■ **Set problem**:
Extract the full set of records, then give each one again exactly.

• • •

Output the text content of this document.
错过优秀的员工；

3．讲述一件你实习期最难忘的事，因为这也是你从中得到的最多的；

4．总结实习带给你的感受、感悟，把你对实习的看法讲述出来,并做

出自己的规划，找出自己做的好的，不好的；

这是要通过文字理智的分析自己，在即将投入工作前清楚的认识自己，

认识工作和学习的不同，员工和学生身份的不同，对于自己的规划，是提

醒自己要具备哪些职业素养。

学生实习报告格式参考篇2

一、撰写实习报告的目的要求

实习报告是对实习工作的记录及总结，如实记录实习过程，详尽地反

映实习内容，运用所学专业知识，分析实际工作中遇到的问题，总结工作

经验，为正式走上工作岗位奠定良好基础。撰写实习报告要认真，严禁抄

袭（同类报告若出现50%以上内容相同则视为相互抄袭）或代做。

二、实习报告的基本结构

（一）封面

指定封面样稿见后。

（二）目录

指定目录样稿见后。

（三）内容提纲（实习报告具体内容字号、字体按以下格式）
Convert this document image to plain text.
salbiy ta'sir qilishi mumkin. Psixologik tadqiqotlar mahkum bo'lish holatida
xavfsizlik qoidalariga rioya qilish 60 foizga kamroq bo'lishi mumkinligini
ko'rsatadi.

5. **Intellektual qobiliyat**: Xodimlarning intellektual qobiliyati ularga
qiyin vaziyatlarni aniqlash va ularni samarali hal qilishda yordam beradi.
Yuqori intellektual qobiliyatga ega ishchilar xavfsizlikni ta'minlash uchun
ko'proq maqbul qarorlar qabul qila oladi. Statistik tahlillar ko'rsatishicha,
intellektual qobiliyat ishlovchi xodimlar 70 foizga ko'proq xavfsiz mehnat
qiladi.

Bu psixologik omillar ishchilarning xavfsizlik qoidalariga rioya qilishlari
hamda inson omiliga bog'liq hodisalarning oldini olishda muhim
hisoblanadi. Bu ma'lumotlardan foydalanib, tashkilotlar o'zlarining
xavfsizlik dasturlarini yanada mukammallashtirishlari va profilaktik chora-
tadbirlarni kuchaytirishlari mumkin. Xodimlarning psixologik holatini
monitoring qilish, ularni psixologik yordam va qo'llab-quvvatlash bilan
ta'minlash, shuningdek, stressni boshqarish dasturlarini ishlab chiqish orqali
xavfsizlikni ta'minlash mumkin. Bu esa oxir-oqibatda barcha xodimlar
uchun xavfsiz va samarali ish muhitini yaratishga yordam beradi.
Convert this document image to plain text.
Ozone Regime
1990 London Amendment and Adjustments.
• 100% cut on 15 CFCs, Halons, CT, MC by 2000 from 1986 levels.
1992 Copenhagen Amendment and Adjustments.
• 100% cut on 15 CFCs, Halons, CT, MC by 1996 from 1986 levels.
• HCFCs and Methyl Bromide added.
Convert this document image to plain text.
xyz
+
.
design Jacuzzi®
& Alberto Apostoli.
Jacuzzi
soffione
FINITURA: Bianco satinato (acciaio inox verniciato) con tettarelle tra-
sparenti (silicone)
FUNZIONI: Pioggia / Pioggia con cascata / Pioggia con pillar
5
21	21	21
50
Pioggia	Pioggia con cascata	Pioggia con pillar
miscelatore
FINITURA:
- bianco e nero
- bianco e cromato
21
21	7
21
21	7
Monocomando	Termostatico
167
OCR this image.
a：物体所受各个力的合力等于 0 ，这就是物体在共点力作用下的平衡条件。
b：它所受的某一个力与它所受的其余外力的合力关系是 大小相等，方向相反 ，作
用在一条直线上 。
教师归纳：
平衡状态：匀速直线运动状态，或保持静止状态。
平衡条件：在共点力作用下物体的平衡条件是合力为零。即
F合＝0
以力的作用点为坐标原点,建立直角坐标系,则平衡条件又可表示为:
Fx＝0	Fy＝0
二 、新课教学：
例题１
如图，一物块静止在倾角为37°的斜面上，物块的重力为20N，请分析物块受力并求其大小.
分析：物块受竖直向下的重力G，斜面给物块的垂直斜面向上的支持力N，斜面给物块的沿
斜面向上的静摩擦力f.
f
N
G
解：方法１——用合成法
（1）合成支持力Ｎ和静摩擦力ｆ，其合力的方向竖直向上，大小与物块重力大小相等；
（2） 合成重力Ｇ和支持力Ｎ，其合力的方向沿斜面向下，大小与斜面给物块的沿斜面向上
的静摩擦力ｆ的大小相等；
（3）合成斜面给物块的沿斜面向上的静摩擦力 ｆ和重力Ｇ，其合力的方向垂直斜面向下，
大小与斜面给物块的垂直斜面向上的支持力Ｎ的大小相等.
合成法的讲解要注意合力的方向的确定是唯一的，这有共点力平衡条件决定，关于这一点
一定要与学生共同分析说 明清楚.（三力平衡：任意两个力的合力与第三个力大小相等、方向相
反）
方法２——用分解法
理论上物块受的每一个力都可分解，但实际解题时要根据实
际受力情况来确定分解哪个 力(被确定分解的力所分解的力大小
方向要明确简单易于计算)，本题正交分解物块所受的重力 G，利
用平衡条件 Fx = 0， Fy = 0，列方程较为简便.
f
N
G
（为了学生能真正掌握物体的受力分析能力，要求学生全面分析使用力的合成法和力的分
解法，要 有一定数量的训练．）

• • •

■ **Reply**:
Output the text content of this document.
错过优秀的员工；

3．讲述一件你实习期最难忘的事，因为这也是你从中得到的最多的；

4．总结实习带给你的感受、感悟，把你对实习的看法讲述出来,并做

出自己的规划，找出自己做的好的，不好的；

这是要通过文字理智的分析自己，在即将投入工作前清楚的认识自己，

认识工作和学习的不同，员工和学生身份的不同，对于自己的规划，是提

醒自己要具备哪些职业素养。

学生实习报告格式参考篇2

一、撰写实习报告的目的要求

实习报告是对实习工作的记录及总结，如实记录实习过程，详尽地反

映实习内容，运用所学专业知识，分析实际工作中遇到的问题，总结工作

经验，为正式走上工作岗位奠定良好基础。撰写实习报告要认真，严禁抄

袭（同类报告若出现50%以上内容相同则视为相互抄袭）或代做。

二、实习报告的基本结构

（一）封面

指定封面样稿见后。

（二）目录

指定目录样稿见后。

（三）内容提纲（实习报告具体内容字号、字体按以下格式）
Convert this document image to plain text.
salbiy ta'sir qilishi mumkin. Psixologik tadqiqotlar mahkum bo'lish holatida
xavfsizlik qoidalariga rioya qilish 60 foizga kamroq bo'lishi mumkinligini
ko'rsatadi.

5. **Intellektual qobiliyat**: Xodimlarning intellektual qobiliyati ularga
qiyin vaziyatlarni aniqlash va ularni samarali hal qilishda yordam beradi.
Yuqori intellektual qobiliyatga ega ishchilar xavfsizlikni ta'minlash uchun
ko'proq maqbul qarorlar qabul qila oladi. Statistik tahlillar ko'rsatishicha,
intellektual qobiliyat ishlovchi xodimlar 70 foizga ko'proq xavfsiz mehnat
qiladi.

Bu psixologik omillar ishchilarning xavfsizlik qoidalariga rioya qilishlari
hamda inson omiliga bog'liq hodisalarning oldini olishda muhim
hisoblanadi. Bu ma'lumotlardan foydalanib, tashkilotlar o'zlarining
xavfsizlik dasturlarini yanada mukammallashtirishlari va profilaktik chora-
tadbirlarni kuchaytirishlari mumkin. Xodimlarning psixologik holatini
monitoring qilish, ularni psixologik yordam va qo'llab-quvvatlash bilan
ta'minlash, shuningdek, stressni boshqarish dasturlarini ishlab chiqish orqali
xavfsizlikni ta'minlash mumkin. Bu esa oxir-oqibatda barcha xodimlar
uchun xavfsiz va samarali ish muhitini yaratishga yordam beradi.
Convert this document image to plain text.
Ozone Regime
1990 London Amendment and Adjustments.
• 100% cut on 15 CFCs, Halons, CT, MC by 2000 from 1986 levels.
1992 Copenhagen Amendment and Adjustments.
• 100% cut on 15 CFCs, Halons, CT, MC by 1996 from 1986 levels.
• HCFCs and Methyl Bromide added.
Convert this document image to plain text.
xyz
+
.
design Jacuzzi®
& Alberto Apostoli.
Jacuzzi
soffione
FINITURA: Bianco satinato (acciaio inox verniciato) con tettarelle tra-
sparenti (silicone)
FUNZIONI: Pioggia / Pioggia con cascata / Pioggia con pillar
5
21	21	21
50
Pioggia	Pioggia con cascata	Pioggia con pillar
miscelatore
FINITURA:
- bianco e nero
- bianco e cromato
21
21	7
21
21	7
Monocomando	Termostatico
167
OCR this image.
a：物体所受各个力的合力等于 0 ，这就是物体在共点力作用下的平衡条件。
b：它所受的某一个力与它所受的其余外力的合力关系是 大小相等，方向相反 ，作
用在一条直线上 。
教师归纳：
平衡状态：匀速直线运动状态，或保持静止状态。
平衡条件：在共点力作用下物体的平衡条件是合力为零。即
F合＝0
以力的作用点为坐标原点,建立直角坐标系,则平衡条件又可表示为:
Fx＝0	Fy＝0
二 、新课教学：
例题１
如图，一物块静止在倾角为37°的斜面上，物块的重力为20N，请分析物块受力并求其大小.
分析：物块受竖直向下的重力G，斜面给物块的垂直斜面向上的支持力N，斜面给物块的沿
斜面向上的静摩擦力f.
f
N
G
解：方法１——用合成法
（1）合成支持力Ｎ和静摩擦力ｆ，其合力的方向竖直向上，大小与物块重力大小相等；
（2） 合成重力Ｇ和支持力Ｎ，其合力的方向沿斜面向下，大小与斜面给物块的沿斜面向上
的静摩擦力ｆ的大小相等；
（3）合成斜面给物块的沿斜面向上的静摩擦力 ｆ和重力Ｇ，其合力的方向垂直斜面向下，
大小与斜面给物块的垂直斜面向上的支持力Ｎ的大小相等.
合成法的讲解要注意合力的方向的确定是唯一的，这有共点力平衡条件决定，关于这一点
一定要与学生共同分析说 明清楚.（三力平衡：任意两个力的合力与第三个力大小相等、方向相
反）
方法２——用分解法
理论上物块受的每一个力都可分解，但实际解题时要根据实
际受力情况来确定分解哪个 力(被确定分解的力所分解的力大小
方向要明确简单易于计算)，本题正交分解物块所受的重力 G，利
用平衡条件 Fx = 0， Fy = 0，列方程较为简便.
f
N
G
（为了学生能真正掌握物体的受力分析能力，要求学生全面分析使用力的合成法和力的分
解法，要 有一定数量的训练．）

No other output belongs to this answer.